─── AVAILABLE DATA

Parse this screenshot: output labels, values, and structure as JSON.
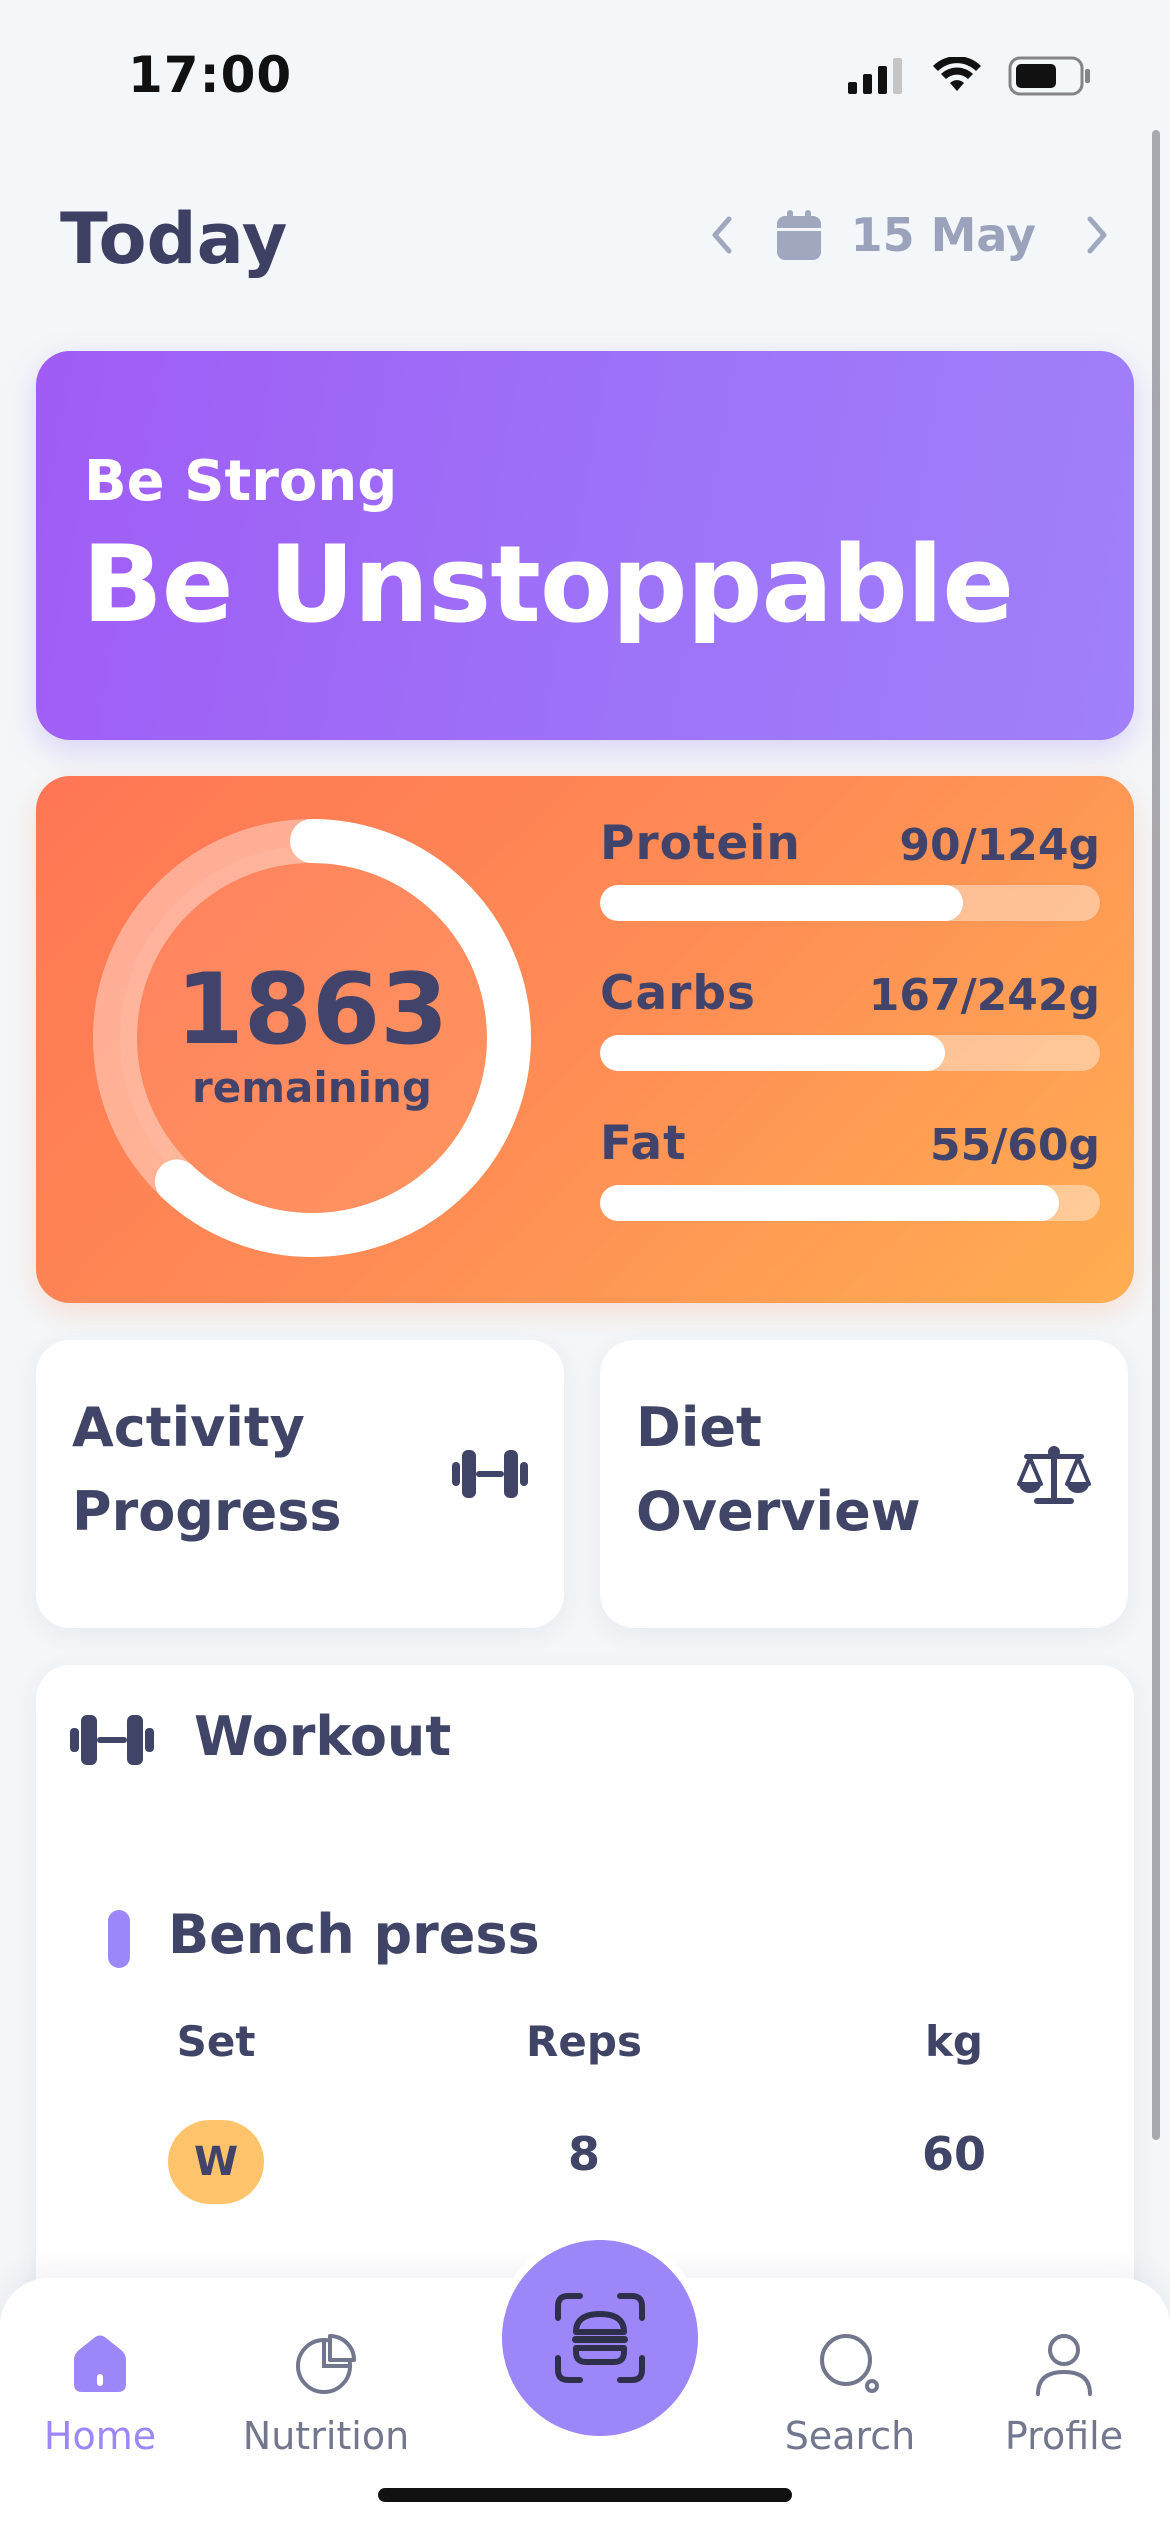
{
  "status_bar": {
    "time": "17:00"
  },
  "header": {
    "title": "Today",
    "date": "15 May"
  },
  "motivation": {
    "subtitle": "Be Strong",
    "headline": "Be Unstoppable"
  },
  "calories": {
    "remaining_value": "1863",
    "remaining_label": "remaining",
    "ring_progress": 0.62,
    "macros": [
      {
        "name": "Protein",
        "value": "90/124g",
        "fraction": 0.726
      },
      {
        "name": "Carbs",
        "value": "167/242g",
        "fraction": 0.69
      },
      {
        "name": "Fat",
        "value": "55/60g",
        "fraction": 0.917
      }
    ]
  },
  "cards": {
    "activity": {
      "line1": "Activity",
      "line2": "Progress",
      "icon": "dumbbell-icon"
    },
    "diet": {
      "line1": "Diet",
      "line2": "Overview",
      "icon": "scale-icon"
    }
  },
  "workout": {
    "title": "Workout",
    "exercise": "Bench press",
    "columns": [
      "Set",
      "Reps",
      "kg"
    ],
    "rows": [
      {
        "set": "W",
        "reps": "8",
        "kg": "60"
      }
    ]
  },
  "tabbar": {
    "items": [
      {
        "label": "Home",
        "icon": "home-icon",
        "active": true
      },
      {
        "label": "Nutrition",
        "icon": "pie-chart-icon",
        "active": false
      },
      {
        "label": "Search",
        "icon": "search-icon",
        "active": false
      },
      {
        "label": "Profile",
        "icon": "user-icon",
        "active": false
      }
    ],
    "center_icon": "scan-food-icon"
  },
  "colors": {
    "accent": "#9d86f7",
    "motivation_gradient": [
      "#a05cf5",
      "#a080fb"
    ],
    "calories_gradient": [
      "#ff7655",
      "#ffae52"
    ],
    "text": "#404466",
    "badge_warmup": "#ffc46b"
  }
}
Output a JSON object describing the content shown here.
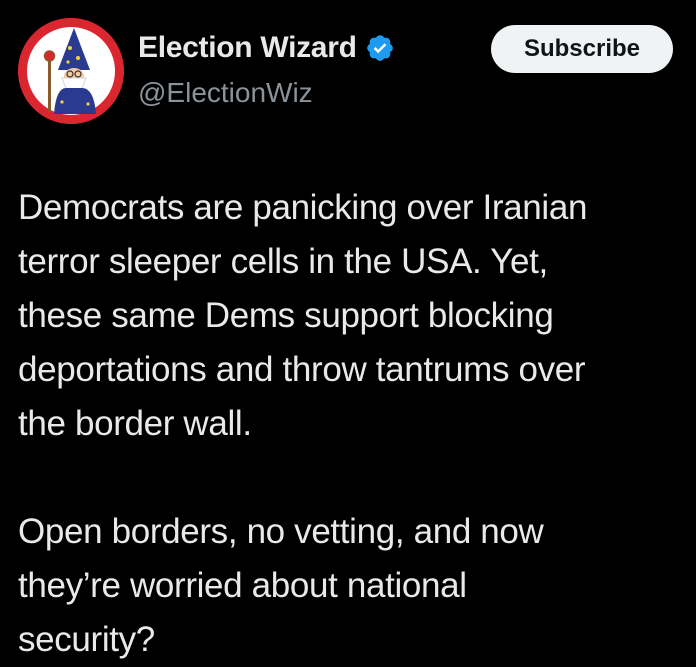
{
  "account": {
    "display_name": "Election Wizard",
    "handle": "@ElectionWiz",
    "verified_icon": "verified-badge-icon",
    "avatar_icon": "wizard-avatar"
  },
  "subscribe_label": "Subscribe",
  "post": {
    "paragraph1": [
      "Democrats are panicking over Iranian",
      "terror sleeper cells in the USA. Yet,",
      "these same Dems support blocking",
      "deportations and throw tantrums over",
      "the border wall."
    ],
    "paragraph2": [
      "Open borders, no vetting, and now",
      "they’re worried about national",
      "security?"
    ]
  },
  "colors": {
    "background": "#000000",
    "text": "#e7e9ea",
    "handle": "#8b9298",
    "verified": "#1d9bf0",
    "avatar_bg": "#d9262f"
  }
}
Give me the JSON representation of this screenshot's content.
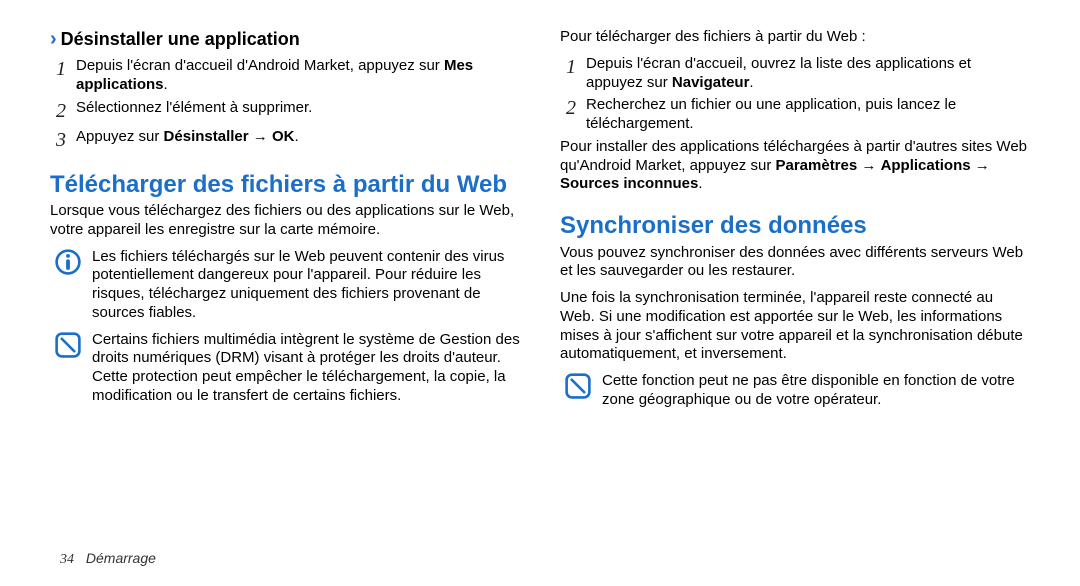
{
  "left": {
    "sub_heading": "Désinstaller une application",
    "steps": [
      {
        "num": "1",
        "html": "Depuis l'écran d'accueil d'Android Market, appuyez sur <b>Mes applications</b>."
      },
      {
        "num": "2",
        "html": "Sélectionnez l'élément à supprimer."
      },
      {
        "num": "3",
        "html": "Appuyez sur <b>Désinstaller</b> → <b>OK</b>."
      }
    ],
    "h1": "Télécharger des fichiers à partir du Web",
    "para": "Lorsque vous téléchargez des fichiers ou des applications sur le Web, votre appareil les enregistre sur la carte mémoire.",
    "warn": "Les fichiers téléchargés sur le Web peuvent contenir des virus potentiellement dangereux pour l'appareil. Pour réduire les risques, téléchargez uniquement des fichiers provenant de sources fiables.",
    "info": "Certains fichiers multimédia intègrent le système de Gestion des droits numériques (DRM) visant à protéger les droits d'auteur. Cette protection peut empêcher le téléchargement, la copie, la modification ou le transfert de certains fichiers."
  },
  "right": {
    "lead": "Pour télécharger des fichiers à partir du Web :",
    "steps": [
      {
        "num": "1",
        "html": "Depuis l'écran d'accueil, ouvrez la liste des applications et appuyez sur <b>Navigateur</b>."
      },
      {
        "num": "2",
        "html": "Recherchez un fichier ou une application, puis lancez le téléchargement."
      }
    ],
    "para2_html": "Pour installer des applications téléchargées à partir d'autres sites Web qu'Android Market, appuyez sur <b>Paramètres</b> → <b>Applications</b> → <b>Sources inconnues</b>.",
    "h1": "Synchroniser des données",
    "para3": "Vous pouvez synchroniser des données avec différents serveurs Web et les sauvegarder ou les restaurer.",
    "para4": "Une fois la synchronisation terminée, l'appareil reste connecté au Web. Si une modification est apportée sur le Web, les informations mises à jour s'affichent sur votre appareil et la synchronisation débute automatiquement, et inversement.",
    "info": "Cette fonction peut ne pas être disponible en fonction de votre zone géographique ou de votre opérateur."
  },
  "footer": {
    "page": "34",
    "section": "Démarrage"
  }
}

──────

EXERCISE INSTRUCTIONS: Only a number is wanted here: how many lines above hold the string "Market"?

WORKED SOLUTION: 2